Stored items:
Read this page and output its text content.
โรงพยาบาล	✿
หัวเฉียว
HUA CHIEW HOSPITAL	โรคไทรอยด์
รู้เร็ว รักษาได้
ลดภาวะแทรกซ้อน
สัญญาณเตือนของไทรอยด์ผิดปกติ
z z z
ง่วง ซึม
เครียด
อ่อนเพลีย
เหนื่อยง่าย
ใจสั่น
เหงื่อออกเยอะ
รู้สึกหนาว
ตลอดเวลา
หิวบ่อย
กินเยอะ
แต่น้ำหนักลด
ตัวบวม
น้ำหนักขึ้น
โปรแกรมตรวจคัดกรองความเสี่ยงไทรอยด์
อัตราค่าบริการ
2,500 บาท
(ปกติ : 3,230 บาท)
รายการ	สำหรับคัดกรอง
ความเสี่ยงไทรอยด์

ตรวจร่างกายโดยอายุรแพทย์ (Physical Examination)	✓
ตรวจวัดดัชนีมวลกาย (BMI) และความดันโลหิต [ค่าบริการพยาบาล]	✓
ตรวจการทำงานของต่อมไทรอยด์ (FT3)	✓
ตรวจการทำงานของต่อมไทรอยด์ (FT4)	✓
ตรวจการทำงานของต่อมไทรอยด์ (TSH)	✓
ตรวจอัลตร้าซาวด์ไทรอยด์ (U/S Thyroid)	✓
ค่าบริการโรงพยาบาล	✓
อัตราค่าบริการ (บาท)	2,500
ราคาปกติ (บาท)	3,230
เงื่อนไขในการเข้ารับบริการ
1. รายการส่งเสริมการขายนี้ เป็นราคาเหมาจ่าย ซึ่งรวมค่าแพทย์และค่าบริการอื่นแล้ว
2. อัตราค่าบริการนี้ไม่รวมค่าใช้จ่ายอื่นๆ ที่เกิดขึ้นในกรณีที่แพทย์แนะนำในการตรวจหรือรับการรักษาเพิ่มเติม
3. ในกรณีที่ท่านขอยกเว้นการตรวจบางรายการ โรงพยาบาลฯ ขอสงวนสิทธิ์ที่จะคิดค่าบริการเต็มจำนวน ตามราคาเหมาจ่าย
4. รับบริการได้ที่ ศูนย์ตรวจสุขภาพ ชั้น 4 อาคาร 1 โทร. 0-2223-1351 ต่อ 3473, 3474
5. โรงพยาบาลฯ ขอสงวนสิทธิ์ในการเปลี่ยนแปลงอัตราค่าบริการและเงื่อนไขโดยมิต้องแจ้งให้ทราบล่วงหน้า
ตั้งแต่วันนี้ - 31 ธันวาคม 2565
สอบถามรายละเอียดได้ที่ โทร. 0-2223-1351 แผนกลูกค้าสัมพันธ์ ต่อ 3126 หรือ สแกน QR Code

**Problem description**
Every record above should be output exactly.

**Full response**
Read this page and output its text content.
โรงพยาบาล	✿
หัวเฉียว
HUA CHIEW HOSPITAL	โรคไทรอยด์
รู้เร็ว รักษาได้
ลดภาวะแทรกซ้อน
สัญญาณเตือนของไทรอยด์ผิดปกติ
z z z
ง่วง ซึม
เครียด
อ่อนเพลีย
เหนื่อยง่าย
ใจสั่น
เหงื่อออกเยอะ
รู้สึกหนาว
ตลอดเวลา
หิวบ่อย
กินเยอะ
แต่น้ำหนักลด
ตัวบวม
น้ำหนักขึ้น
โปรแกรมตรวจคัดกรองความเสี่ยงไทรอยด์
อัตราค่าบริการ
2,500 บาท
(ปกติ : 3,230 บาท)
รายการ	สำหรับคัดกรอง
ความเสี่ยงไทรอยด์

ตรวจร่างกายโดยอายุรแพทย์ (Physical Examination)	✓
ตรวจวัดดัชนีมวลกาย (BMI) และความดันโลหิต [ค่าบริการพยาบาล]	✓
ตรวจการทำงานของต่อมไทรอยด์ (FT3)	✓
ตรวจการทำงานของต่อมไทรอยด์ (FT4)	✓
ตรวจการทำงานของต่อมไทรอยด์ (TSH)	✓
ตรวจอัลตร้าซาวด์ไทรอยด์ (U/S Thyroid)	✓
ค่าบริการโรงพยาบาล	✓
อัตราค่าบริการ (บาท)	2,500
ราคาปกติ (บาท)	3,230
เงื่อนไขในการเข้ารับบริการ
1. รายการส่งเสริมการขายนี้ เป็นราคาเหมาจ่าย ซึ่งรวมค่าแพทย์และค่าบริการอื่นแล้ว
2. อัตราค่าบริการนี้ไม่รวมค่าใช้จ่ายอื่นๆ ที่เกิดขึ้นในกรณีที่แพทย์แนะนำในการตรวจหรือรับการรักษาเพิ่มเติม
3. ในกรณีที่ท่านขอยกเว้นการตรวจบางรายการ โรงพยาบาลฯ ขอสงวนสิทธิ์ที่จะคิดค่าบริการเต็มจำนวน ตามราคาเหมาจ่าย
4. รับบริการได้ที่ ศูนย์ตรวจสุขภาพ ชั้น 4 อาคาร 1 โทร. 0-2223-1351 ต่อ 3473, 3474
5. โรงพยาบาลฯ ขอสงวนสิทธิ์ในการเปลี่ยนแปลงอัตราค่าบริการและเงื่อนไขโดยมิต้องแจ้งให้ทราบล่วงหน้า
ตั้งแต่วันนี้ - 31 ธันวาคม 2565
สอบถามรายละเอียดได้ที่ โทร. 0-2223-1351 แผนกลูกค้าสัมพันธ์ ต่อ 3126 หรือ สแกน QR Code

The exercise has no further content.